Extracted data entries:
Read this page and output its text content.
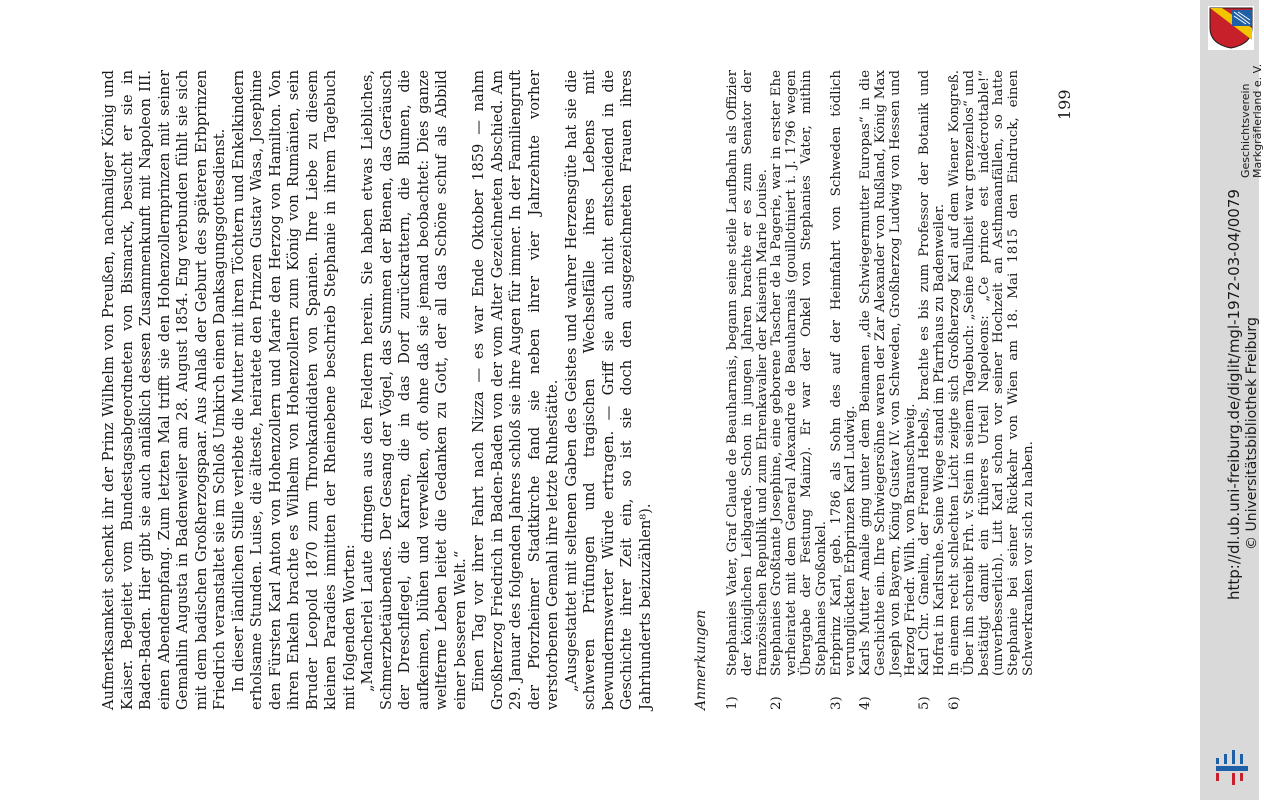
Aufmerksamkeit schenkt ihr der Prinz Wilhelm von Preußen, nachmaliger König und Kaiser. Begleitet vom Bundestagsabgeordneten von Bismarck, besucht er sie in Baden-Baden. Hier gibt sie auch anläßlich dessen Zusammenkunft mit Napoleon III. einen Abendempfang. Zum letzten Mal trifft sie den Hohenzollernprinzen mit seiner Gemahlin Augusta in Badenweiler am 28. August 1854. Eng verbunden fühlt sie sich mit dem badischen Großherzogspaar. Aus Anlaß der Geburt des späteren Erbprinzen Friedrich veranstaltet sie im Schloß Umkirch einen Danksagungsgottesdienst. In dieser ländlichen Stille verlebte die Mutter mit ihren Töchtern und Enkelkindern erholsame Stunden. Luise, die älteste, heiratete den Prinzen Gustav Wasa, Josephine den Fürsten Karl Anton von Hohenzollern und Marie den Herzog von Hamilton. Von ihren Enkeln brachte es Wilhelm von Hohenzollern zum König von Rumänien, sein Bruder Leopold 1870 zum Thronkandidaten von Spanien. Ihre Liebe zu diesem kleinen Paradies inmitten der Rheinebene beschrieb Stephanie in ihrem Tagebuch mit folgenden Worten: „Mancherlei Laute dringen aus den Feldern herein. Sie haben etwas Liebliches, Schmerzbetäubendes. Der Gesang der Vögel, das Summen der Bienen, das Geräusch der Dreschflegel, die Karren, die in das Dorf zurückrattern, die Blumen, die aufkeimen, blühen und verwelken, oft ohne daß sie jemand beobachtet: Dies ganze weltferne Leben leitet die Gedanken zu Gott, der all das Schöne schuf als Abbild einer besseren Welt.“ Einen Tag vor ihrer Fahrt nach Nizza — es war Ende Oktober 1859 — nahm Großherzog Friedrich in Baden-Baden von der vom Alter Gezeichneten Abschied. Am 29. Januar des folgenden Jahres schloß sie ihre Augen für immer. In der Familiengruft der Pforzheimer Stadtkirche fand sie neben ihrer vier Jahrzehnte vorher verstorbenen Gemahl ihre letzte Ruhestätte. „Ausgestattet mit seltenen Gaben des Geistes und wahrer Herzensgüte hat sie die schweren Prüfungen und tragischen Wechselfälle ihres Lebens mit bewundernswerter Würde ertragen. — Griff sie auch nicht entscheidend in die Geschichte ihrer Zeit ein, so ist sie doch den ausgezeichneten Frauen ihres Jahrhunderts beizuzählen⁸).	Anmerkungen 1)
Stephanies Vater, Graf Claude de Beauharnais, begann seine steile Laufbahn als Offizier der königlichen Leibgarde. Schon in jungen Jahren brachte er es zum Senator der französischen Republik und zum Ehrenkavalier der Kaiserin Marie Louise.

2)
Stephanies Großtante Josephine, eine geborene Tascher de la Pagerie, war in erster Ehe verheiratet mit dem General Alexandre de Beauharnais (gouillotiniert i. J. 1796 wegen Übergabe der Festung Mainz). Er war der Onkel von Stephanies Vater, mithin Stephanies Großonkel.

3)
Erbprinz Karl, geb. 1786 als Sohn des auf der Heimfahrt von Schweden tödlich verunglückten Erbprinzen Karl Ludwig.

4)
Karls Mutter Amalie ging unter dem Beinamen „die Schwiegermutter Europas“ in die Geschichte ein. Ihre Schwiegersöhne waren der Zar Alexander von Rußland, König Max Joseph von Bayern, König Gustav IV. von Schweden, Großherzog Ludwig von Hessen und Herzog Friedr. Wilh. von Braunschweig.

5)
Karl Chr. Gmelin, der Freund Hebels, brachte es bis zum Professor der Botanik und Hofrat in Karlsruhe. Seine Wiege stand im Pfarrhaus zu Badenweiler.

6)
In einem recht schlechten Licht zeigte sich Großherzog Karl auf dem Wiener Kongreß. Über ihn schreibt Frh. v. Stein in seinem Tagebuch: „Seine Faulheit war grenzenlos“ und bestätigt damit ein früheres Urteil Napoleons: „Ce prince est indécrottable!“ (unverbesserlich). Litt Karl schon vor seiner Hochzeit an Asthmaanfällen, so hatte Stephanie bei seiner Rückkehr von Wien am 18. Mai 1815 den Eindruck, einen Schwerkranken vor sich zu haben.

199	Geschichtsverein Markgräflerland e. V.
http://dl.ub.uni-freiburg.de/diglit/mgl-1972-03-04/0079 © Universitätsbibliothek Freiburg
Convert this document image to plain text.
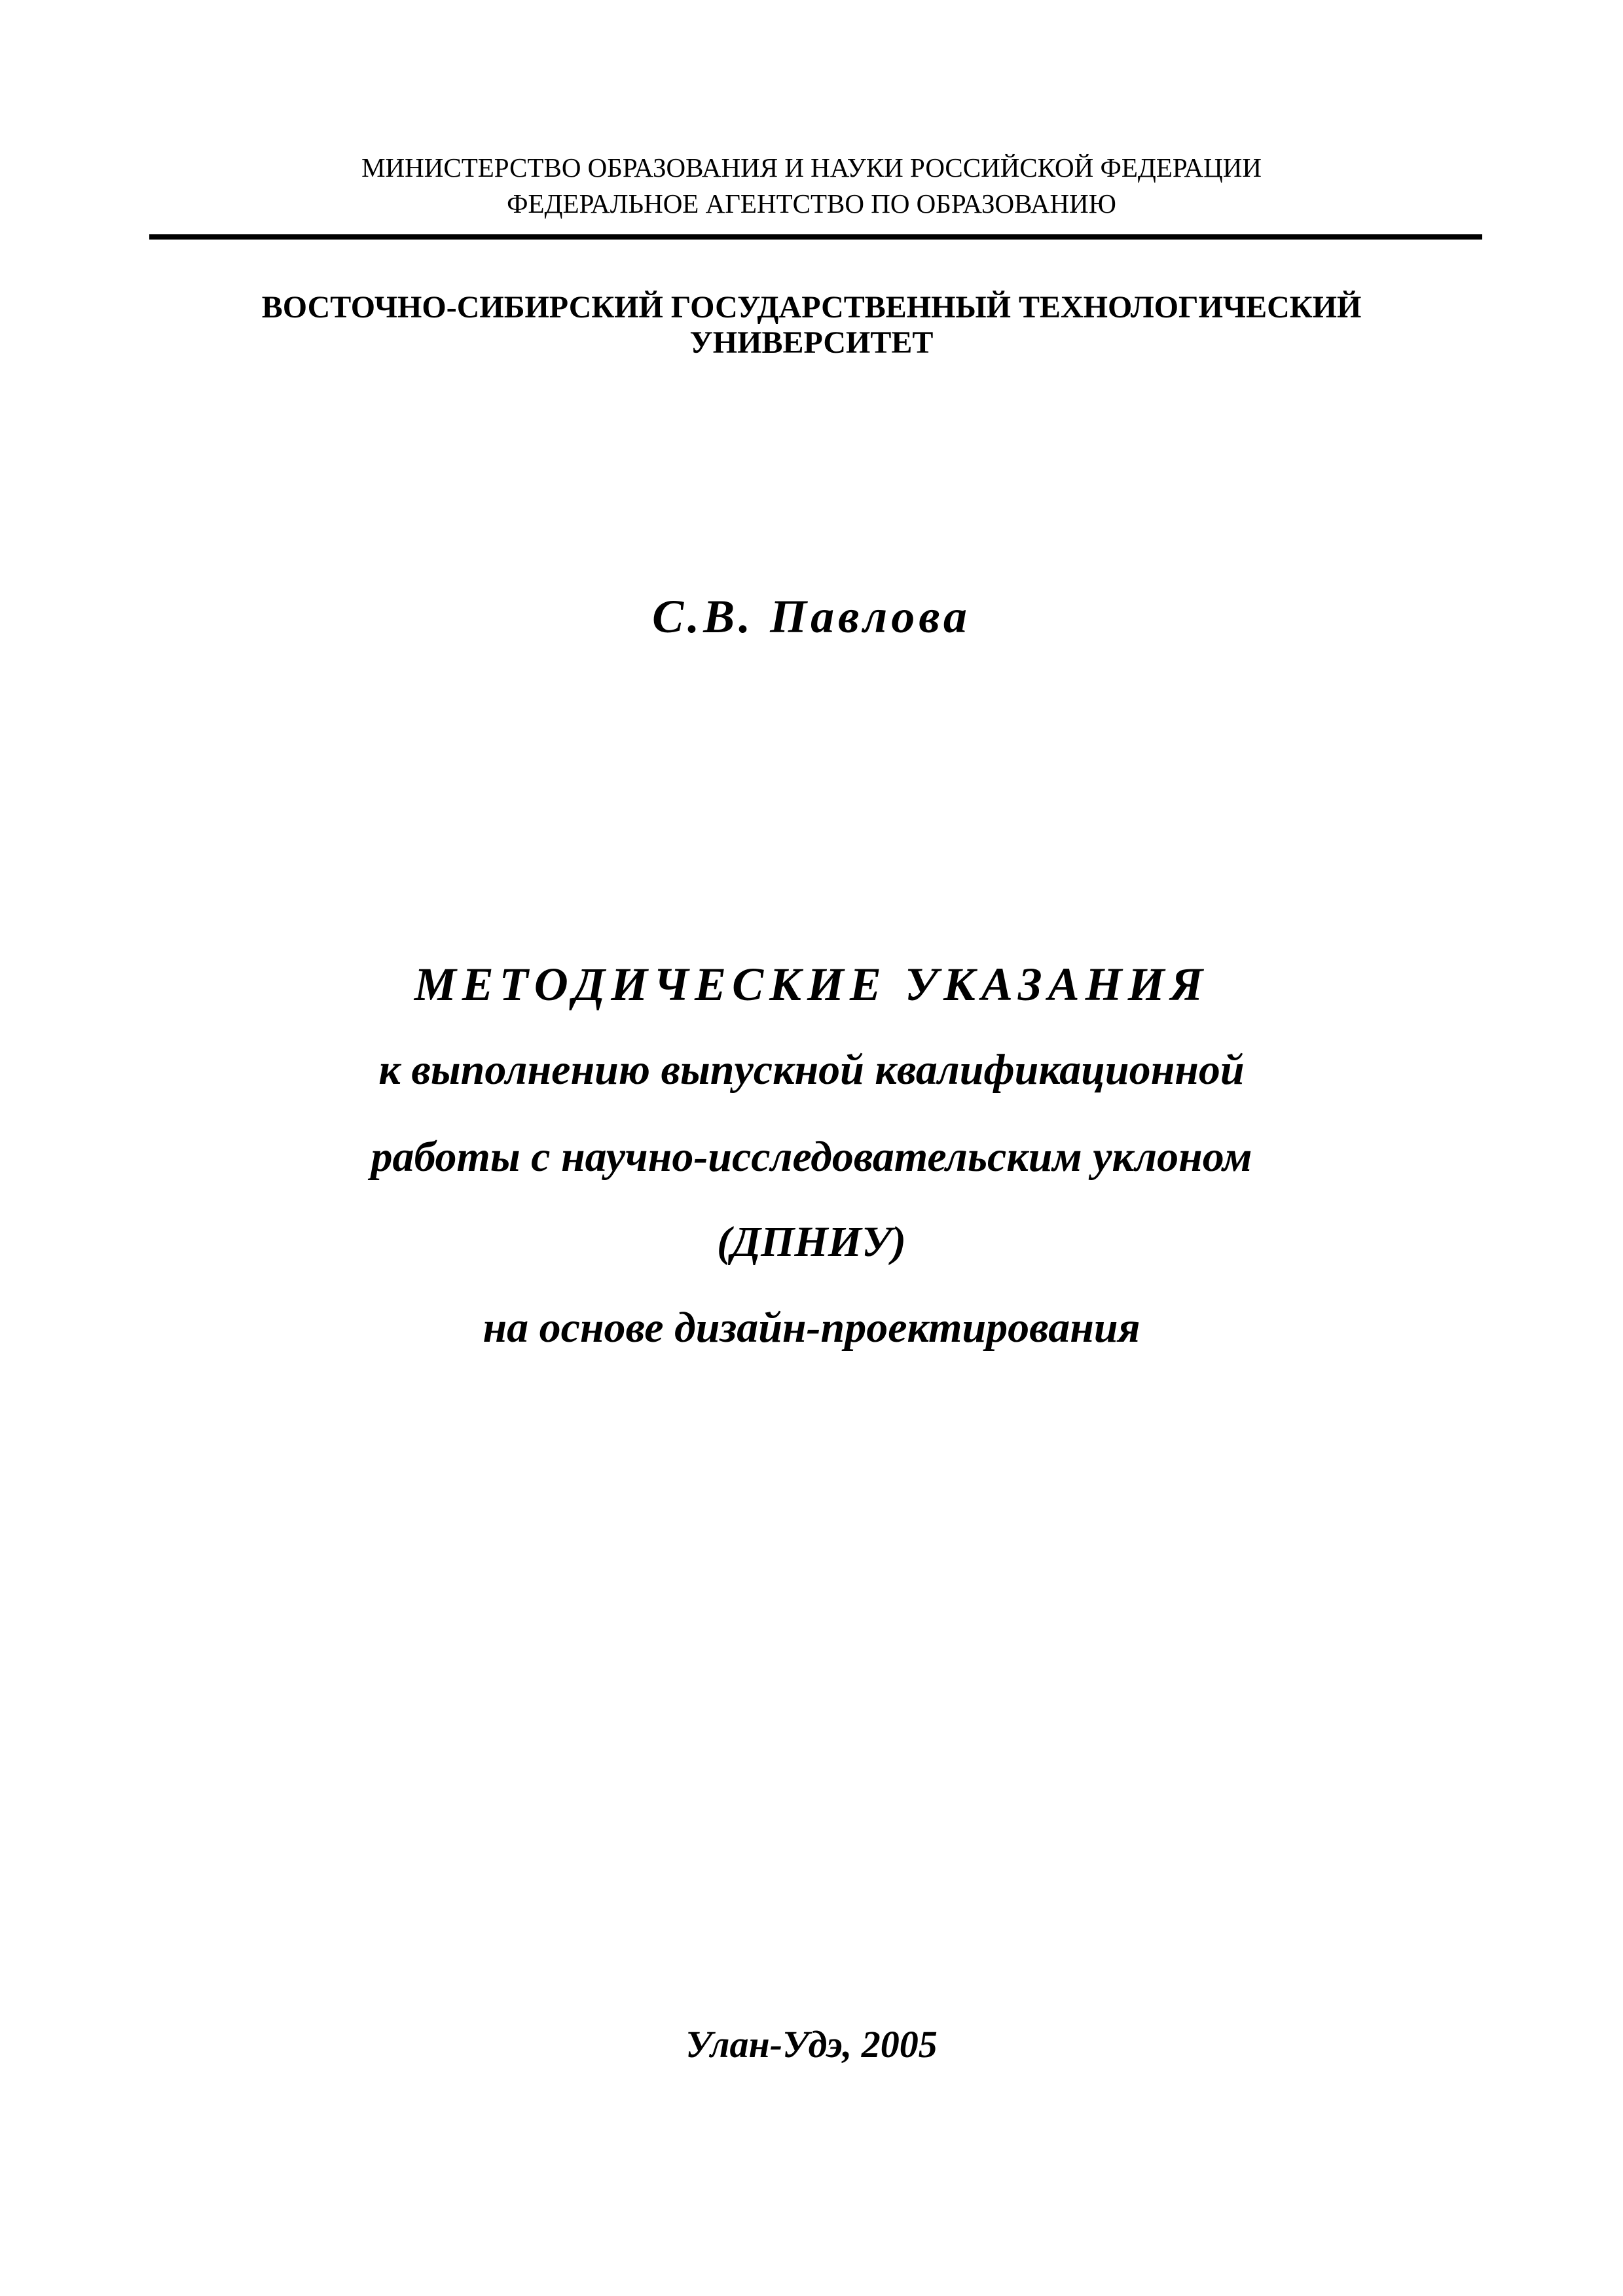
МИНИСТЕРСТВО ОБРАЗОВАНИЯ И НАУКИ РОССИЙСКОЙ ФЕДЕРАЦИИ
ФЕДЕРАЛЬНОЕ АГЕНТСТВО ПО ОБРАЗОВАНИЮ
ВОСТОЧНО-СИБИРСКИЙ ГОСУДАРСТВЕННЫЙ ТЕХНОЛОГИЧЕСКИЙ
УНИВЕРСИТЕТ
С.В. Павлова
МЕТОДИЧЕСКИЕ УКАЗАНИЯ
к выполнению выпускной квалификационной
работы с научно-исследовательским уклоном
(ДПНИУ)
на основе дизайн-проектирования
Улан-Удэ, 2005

Task brief
Output verbatim the lines beginning at the line with "Convert this document image to plain text." and ending at the last line of the material above, inclusive. Do not carry over any pictures.

Problem solution
Convert this document image to plain text.
МИНИСТЕРСТВО ОБРАЗОВАНИЯ И НАУКИ РОССИЙСКОЙ ФЕДЕРАЦИИ
ФЕДЕРАЛЬНОЕ АГЕНТСТВО ПО ОБРАЗОВАНИЮ
ВОСТОЧНО-СИБИРСКИЙ ГОСУДАРСТВЕННЫЙ ТЕХНОЛОГИЧЕСКИЙ
УНИВЕРСИТЕТ
С.В. Павлова
МЕТОДИЧЕСКИЕ УКАЗАНИЯ
к выполнению выпускной квалификационной
работы с научно-исследовательским уклоном
(ДПНИУ)
на основе дизайн-проектирования
Улан-Удэ, 2005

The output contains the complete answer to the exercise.